### Records for this task
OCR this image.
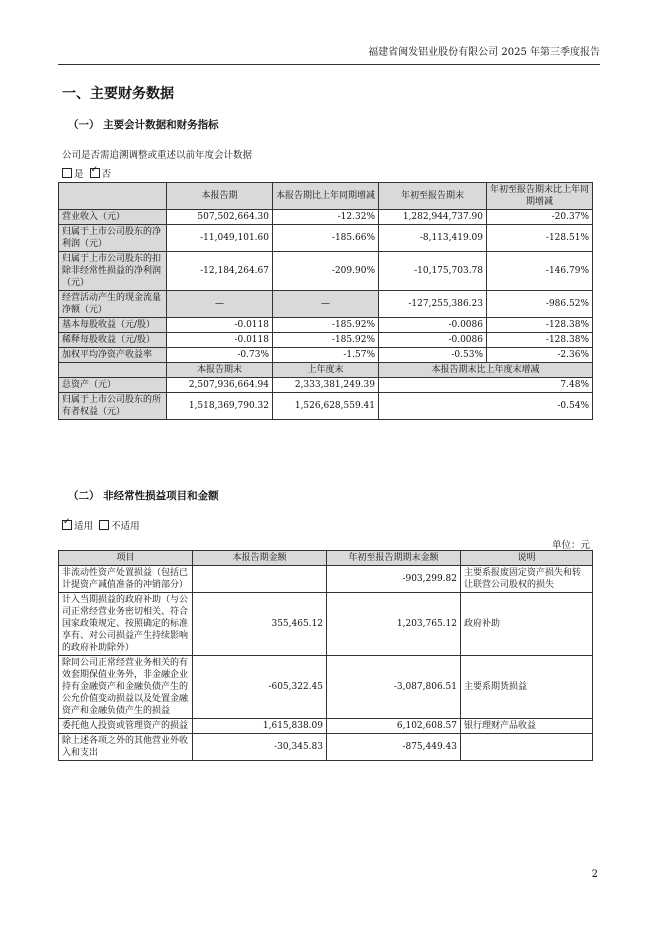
福建省闽发铝业股份有限公司 2025 年第三季度报告
一、主要财务数据
（一） 主要会计数据和财务指标
公司是否需追溯调整或重述以前年度会计数据
是 ✓ 否
	本报告期	本报告期比上年同期增减	年初至报告期末	年初至报告期末比上年同期增减
营业收入（元）	507,502,664.30	-12.32%	1,282,944,737.90	-20.37%
归属于上市公司股东的净利润（元）	-11,049,101.60	-185.66%	-8,113,419.09	-128.51%
归属于上市公司股东的扣除非经常性损益的净利润（元）	-12,184,264.67	-209.90%	-10,175,703.78	-146.79%
经营活动产生的现金流量净额（元）	—	—	-127,255,386.23	-986.52%
基本每股收益（元/股）	-0.0118	-185.92%	-0.0086	-128.38%
稀释每股收益（元/股）	-0.0118	-185.92%	-0.0086	-128.38%
加权平均净资产收益率	-0.73%	-1.57%	-0.53%	-2.36%
	本报告期末	上年度末	本报告期末比上年度末增减	
总资产（元）	2,507,936,664.94	2,333,381,249.39	7.48%	
归属于上市公司股东的所有者权益（元）	1,518,369,790.32	1,526,628,559.41	-0.54%	
（二） 非经常性损益项目和金额
✓适用 不适用
单位：元
项目	本报告期金额	年初至报告期期末金额	说明
非流动性资产处置损益（包括已计提资产减值准备的冲销部分）		-903,299.82	主要系报废固定资产损失和转让联营公司股权的损失
计入当期损益的政府补助（与公司正常经营业务密切相关、符合国家政策规定、按照确定的标准享有、对公司损益产生持续影响的政府补助除外）	355,465.12	1,203,765.12	政府补助
除同公司正常经营业务相关的有效套期保值业务外，非金融企业持有金融资产和金融负债产生的公允价值变动损益以及处置金融资产和金融负债产生的损益	-605,322.45	-3,087,806.51	主要系期货损益
委托他人投资或管理资产的损益	1,615,838.09	6,102,608.57	银行理财产品收益
除上述各项之外的其他营业外收入和支出	-30,345.83	-875,449.43	
2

### Description of the task
Reproduce each line exactly as it appears, omitting the pictures.

### Completed exercise
OCR this image.
福建省闽发铝业股份有限公司 2025 年第三季度报告
一、主要财务数据
（一） 主要会计数据和财务指标
公司是否需追溯调整或重述以前年度会计数据
是 ✓ 否
	本报告期	本报告期比上年同期增减	年初至报告期末	年初至报告期末比上年同期增减
营业收入（元）	507,502,664.30	-12.32%	1,282,944,737.90	-20.37%
归属于上市公司股东的净利润（元）	-11,049,101.60	-185.66%	-8,113,419.09	-128.51%
归属于上市公司股东的扣除非经常性损益的净利润（元）	-12,184,264.67	-209.90%	-10,175,703.78	-146.79%
经营活动产生的现金流量净额（元）	—	—	-127,255,386.23	-986.52%
基本每股收益（元/股）	-0.0118	-185.92%	-0.0086	-128.38%
稀释每股收益（元/股）	-0.0118	-185.92%	-0.0086	-128.38%
加权平均净资产收益率	-0.73%	-1.57%	-0.53%	-2.36%
	本报告期末	上年度末	本报告期末比上年度末增减	
总资产（元）	2,507,936,664.94	2,333,381,249.39	7.48%	
归属于上市公司股东的所有者权益（元）	1,518,369,790.32	1,526,628,559.41	-0.54%	
（二） 非经常性损益项目和金额
✓适用 不适用
单位：元
项目	本报告期金额	年初至报告期期末金额	说明
非流动性资产处置损益（包括已计提资产减值准备的冲销部分）		-903,299.82	主要系报废固定资产损失和转让联营公司股权的损失
计入当期损益的政府补助（与公司正常经营业务密切相关、符合国家政策规定、按照确定的标准享有、对公司损益产生持续影响的政府补助除外）	355,465.12	1,203,765.12	政府补助
除同公司正常经营业务相关的有效套期保值业务外，非金融企业持有金融资产和金融负债产生的公允价值变动损益以及处置金融资产和金融负债产生的损益	-605,322.45	-3,087,806.51	主要系期货损益
委托他人投资或管理资产的损益	1,615,838.09	6,102,608.57	银行理财产品收益
除上述各项之外的其他营业外收入和支出	-30,345.83	-875,449.43	
2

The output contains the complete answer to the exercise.